Exercise directions: According to the passage on creating a Molar database, what is the molar-main structure used for?

Passage given:
%%

Creating a new database¶

Before creating a request to create a new database, one has to choose the structure of the database they want to use. Indeed, one of the features that makes Molar modular is to support virtually any database structure, thanks to Alembic.

Available databases structure are available as revisions, and can be queried through:

[2]:

admin_client.get_alembic_revisions()

[2]:

	revision	log_entry	branch_labels
0	0bc99b5f8fcc	Rev: 0bc99b5f8fcc (head)\nParent: f31c7d486f1f...	[eventsourcing, compchem]
1	311e0c050706	Rev: 311e0c050706 (head)\nParent: bf3c5d811155...	[molar-main]
2	443c140f72c3	Rev: 443c140f72c3 (head)\nParent: f31c7d486f1f...	[eventsourcing, a3md-optoelectronics]

molar-main is the structure used for registering database requests. compchem contains a base structure for computational chemistry efforts.

It is possible to add new structure to Molar. However, you will need to have access to the server. This process in detailed in the backend section.

To create a new database, one has to make make a request first. The credentials provided in ClientConfig do not exists yet, but will be used to create the first superuser once the database request is approved.

[3]:

user_cfg = ClientConfig(server_url="http://localhost:8000",
                        email="new_user@molar.org",
                        password="new_password",
                        database_name="compchem")

user_client = Client(user_cfg)

user_client.database_creation_request(
    superuser_fullname="New User",
    alembic_revisions=["compchem@head"]
)

[10:27:02] INFO     Database request created                                    client.py:108

[3]:

{'msg': 'Database request created'}

Then, the database request can be approved by an admin:

[4]:

admin_client.approve_database("compchem")

[10:27:24] INFO     Database compchem created.                                  client.py:108

[4]:

{'msg': 'Database compchem created.'}

Now that the database compchem has been created, I can login with a new client:

[5]:

user_client.test_token()

[5]:

{'email': 'new_user@molar.org',
 'is_superuser': True,
 'is_active': True,
 'full_name': 'New User',
 'created_on': '2021-06-16T08:27:24.470584',
 'user_id': 1}

As you can see here-above, new_user@molar.org is the superuser for this new database.

Managing users¶

There are two ways to add users to the newly created database. Either the superuser can add them using Client.add_user, or it is possible for new users to register themselves. For example:

[6]:

new_test_user_cfg = ClientConfig(server_url="http://localhost:8000",
                                 email="new_user2@molar.org",
                                 password="another new password",
                                 database_name="compchem")
new_test_user_client = Client(new_test_user_cfg)

new_test_user_client.register_user(full_name="Full Name")

%%

(Layout dataset entries)
%%

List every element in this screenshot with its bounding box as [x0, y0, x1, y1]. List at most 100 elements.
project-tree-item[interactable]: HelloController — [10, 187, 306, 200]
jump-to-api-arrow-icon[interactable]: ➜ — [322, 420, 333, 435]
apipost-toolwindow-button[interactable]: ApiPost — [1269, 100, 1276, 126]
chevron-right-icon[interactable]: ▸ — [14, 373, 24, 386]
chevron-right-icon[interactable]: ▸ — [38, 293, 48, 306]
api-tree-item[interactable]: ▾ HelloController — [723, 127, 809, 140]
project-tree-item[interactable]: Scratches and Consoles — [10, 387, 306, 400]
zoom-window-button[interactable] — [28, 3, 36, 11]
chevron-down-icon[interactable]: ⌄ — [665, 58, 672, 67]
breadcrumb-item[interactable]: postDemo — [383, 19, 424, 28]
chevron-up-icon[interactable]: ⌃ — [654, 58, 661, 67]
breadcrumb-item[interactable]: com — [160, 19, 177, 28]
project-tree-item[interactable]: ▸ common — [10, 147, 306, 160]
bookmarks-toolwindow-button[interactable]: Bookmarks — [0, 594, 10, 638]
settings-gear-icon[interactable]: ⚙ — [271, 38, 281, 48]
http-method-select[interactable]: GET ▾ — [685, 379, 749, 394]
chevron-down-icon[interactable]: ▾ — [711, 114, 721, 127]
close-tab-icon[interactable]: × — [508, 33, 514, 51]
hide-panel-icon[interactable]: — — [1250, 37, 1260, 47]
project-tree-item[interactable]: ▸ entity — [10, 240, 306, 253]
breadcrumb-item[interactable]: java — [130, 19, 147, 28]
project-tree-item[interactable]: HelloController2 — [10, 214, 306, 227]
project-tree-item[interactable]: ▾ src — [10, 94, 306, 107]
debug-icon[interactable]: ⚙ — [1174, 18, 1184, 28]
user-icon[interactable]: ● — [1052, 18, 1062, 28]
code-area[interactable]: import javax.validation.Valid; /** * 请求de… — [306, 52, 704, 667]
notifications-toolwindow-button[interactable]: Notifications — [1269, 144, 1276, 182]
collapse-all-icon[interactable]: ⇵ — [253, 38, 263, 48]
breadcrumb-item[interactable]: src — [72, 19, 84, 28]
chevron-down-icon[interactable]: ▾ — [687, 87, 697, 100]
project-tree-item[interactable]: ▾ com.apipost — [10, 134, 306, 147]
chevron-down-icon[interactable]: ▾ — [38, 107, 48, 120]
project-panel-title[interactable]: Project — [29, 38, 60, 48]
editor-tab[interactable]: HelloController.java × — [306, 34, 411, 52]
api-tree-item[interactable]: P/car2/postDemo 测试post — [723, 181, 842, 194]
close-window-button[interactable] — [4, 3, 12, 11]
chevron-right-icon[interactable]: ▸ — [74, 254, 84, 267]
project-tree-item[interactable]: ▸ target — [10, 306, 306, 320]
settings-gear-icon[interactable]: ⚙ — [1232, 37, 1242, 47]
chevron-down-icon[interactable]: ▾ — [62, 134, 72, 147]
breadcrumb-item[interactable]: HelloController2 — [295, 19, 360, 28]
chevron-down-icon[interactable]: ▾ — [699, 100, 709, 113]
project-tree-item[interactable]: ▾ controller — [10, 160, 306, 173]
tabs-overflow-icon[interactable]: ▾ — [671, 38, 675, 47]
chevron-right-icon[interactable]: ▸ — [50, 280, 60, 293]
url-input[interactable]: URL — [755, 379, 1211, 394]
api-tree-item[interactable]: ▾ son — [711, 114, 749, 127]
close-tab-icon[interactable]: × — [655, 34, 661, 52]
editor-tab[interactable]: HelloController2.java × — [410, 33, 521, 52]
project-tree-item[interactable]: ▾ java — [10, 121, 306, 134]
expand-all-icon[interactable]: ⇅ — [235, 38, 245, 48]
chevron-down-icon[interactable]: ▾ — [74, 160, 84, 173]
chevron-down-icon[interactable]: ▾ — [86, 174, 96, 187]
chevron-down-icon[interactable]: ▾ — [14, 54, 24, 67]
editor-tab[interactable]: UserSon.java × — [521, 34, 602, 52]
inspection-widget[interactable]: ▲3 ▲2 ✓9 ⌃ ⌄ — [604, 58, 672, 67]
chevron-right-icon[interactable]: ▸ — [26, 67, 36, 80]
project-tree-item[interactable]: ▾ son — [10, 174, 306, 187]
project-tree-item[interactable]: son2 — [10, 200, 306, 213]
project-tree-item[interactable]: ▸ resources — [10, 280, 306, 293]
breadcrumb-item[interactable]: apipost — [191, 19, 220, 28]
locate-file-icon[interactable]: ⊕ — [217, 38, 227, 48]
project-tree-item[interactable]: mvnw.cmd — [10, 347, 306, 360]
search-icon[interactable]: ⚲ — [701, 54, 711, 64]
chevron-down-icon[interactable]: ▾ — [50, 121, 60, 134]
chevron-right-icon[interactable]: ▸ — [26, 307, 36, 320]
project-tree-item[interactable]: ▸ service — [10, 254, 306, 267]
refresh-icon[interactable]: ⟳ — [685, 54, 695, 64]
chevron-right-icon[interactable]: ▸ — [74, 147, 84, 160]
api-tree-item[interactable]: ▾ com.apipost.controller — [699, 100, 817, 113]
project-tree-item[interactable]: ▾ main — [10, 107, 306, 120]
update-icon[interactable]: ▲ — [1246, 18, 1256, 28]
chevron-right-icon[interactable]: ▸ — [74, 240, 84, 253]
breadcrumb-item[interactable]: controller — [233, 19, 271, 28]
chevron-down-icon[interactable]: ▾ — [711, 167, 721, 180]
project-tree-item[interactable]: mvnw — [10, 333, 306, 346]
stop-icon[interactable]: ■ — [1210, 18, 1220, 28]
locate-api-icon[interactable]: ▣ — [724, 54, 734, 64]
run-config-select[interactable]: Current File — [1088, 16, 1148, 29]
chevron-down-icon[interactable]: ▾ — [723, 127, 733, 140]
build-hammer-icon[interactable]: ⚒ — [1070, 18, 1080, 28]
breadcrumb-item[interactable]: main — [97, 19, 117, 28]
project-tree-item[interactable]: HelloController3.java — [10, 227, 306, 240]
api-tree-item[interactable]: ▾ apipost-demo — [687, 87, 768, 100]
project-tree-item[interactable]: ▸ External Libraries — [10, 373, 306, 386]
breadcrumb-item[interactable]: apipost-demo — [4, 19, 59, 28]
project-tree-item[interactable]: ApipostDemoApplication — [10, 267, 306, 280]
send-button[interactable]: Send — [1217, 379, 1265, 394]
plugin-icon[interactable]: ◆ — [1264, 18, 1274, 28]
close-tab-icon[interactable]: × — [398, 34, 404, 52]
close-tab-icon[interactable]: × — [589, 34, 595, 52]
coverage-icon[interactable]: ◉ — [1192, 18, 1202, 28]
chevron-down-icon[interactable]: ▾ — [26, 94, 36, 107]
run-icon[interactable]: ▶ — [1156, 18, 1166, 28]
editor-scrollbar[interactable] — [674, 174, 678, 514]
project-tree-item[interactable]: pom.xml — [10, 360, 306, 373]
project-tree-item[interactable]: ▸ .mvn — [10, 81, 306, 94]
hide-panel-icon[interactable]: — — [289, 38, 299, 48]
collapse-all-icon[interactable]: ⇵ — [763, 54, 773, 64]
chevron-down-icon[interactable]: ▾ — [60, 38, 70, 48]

%%

Exercise result: It is the structure used for registering database requests.